Data listing:
==*==
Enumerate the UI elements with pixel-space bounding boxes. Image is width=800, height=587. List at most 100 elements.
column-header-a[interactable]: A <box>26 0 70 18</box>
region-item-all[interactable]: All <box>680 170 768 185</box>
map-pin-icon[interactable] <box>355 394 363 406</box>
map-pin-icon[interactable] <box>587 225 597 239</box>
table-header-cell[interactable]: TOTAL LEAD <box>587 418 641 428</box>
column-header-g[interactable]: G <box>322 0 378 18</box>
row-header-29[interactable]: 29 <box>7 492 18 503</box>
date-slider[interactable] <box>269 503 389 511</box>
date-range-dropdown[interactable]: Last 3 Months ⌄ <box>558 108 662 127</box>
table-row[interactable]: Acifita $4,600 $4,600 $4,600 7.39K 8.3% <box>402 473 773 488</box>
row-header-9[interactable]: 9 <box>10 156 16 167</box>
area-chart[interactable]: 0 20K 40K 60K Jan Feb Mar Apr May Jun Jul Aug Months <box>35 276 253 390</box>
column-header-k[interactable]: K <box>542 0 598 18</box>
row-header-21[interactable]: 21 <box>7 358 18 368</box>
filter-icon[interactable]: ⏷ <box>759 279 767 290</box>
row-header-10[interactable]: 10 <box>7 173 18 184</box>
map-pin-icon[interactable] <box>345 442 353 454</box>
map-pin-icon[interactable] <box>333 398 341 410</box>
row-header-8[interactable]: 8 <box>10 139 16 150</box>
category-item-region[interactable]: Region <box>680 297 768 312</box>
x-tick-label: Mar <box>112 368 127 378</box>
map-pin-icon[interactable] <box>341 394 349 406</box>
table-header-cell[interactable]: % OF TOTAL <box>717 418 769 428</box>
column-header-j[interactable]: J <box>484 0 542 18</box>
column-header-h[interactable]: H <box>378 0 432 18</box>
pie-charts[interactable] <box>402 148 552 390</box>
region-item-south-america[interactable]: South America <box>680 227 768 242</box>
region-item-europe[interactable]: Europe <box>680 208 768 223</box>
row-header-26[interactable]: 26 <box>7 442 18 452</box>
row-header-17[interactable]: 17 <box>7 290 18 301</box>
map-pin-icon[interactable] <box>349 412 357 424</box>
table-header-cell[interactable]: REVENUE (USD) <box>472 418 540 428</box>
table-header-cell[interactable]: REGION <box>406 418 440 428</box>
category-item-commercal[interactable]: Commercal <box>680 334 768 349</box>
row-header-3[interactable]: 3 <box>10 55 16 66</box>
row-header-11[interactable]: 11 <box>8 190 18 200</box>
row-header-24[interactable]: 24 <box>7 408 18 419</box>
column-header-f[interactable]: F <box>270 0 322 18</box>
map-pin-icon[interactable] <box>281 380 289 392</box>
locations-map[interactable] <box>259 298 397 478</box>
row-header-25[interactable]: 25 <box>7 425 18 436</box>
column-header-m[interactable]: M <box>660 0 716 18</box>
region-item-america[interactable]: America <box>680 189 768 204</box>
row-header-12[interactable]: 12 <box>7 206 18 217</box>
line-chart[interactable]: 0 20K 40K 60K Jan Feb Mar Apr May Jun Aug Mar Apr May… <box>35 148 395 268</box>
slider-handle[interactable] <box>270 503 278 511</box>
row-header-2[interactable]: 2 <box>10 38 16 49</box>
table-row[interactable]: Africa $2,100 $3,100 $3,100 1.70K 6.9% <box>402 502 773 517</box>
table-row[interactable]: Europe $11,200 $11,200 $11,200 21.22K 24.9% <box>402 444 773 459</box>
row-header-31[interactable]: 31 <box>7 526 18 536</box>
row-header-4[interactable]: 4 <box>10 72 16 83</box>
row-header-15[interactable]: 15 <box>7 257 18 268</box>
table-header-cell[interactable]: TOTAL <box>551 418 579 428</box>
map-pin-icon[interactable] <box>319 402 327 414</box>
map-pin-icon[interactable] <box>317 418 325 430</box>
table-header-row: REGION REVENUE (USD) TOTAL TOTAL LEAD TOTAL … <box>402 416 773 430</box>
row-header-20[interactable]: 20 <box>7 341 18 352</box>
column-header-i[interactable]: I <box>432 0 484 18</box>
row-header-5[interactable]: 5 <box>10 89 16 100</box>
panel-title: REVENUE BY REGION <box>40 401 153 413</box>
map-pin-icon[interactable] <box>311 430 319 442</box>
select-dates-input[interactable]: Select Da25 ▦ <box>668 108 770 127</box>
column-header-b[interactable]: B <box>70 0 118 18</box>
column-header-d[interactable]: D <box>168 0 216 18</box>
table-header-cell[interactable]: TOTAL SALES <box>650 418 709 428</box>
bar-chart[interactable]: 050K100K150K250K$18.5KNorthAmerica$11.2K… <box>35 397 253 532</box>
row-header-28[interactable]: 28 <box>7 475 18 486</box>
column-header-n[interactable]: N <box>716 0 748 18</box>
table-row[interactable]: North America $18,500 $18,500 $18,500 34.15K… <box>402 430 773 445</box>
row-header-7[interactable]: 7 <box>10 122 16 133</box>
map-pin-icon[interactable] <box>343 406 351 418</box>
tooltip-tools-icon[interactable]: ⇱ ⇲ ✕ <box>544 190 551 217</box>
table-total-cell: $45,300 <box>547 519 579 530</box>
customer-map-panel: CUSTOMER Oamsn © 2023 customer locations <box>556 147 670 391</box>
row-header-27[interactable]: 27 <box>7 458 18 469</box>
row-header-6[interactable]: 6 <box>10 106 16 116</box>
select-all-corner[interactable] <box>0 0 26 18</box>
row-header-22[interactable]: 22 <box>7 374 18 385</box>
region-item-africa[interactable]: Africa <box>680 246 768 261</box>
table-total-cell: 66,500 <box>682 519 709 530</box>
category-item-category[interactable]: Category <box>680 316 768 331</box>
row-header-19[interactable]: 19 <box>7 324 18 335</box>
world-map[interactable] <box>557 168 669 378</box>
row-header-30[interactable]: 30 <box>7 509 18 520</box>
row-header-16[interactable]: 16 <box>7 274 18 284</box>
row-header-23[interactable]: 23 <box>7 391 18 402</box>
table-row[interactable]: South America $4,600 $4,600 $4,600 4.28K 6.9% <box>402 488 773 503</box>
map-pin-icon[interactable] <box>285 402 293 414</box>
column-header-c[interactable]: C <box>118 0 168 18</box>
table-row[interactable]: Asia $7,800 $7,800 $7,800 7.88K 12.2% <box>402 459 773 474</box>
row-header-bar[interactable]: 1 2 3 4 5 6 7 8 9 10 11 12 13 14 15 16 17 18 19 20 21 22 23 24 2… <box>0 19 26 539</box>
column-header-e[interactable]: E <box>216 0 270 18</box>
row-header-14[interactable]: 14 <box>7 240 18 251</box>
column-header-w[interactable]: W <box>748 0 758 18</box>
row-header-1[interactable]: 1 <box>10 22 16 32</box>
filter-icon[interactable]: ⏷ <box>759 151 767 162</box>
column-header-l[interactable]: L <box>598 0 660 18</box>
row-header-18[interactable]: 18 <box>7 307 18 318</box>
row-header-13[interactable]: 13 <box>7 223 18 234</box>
==*==
_TASK DESCRIPTION_
Swap "map-pin-icon" for "location-pin" in the part of the records that opens with the first line and closes with the line containing "row-header-26[interactable]: 26 <box>7". Give only those lines, with nothing else changed.

_COMPLETED TASK_
Enumerate the UI elements with pixel-space bounding boxes. Image is width=800, height=587. List at most 100 elements.
column-header-a[interactable]: A <box>26 0 70 18</box>
region-item-all[interactable]: All <box>680 170 768 185</box>
location-pin[interactable] <box>355 394 363 406</box>
location-pin[interactable] <box>587 225 597 239</box>
table-header-cell[interactable]: TOTAL LEAD <box>587 418 641 428</box>
column-header-g[interactable]: G <box>322 0 378 18</box>
row-header-29[interactable]: 29 <box>7 492 18 503</box>
date-slider[interactable] <box>269 503 389 511</box>
date-range-dropdown[interactable]: Last 3 Months ⌄ <box>558 108 662 127</box>
table-row[interactable]: Acifita $4,600 $4,600 $4,600 7.39K 8.3% <box>402 473 773 488</box>
row-header-9[interactable]: 9 <box>10 156 16 167</box>
area-chart[interactable]: 0 20K 40K 60K Jan Feb Mar Apr May Jun Jul Aug Months <box>35 276 253 390</box>
column-header-k[interactable]: K <box>542 0 598 18</box>
row-header-21[interactable]: 21 <box>7 358 18 368</box>
filter-icon[interactable]: ⏷ <box>759 279 767 290</box>
row-header-10[interactable]: 10 <box>7 173 18 184</box>
location-pin[interactable] <box>345 442 353 454</box>
location-pin[interactable] <box>333 398 341 410</box>
row-header-8[interactable]: 8 <box>10 139 16 150</box>
category-item-region[interactable]: Region <box>680 297 768 312</box>
x-tick-label: Mar <box>112 368 127 378</box>
location-pin[interactable] <box>341 394 349 406</box>
table-header-cell[interactable]: % OF TOTAL <box>717 418 769 428</box>
column-header-j[interactable]: J <box>484 0 542 18</box>
column-header-h[interactable]: H <box>378 0 432 18</box>
pie-charts[interactable] <box>402 148 552 390</box>
region-item-south-america[interactable]: South America <box>680 227 768 242</box>
region-item-europe[interactable]: Europe <box>680 208 768 223</box>
row-header-26[interactable]: 26 <box>7 442 18 452</box>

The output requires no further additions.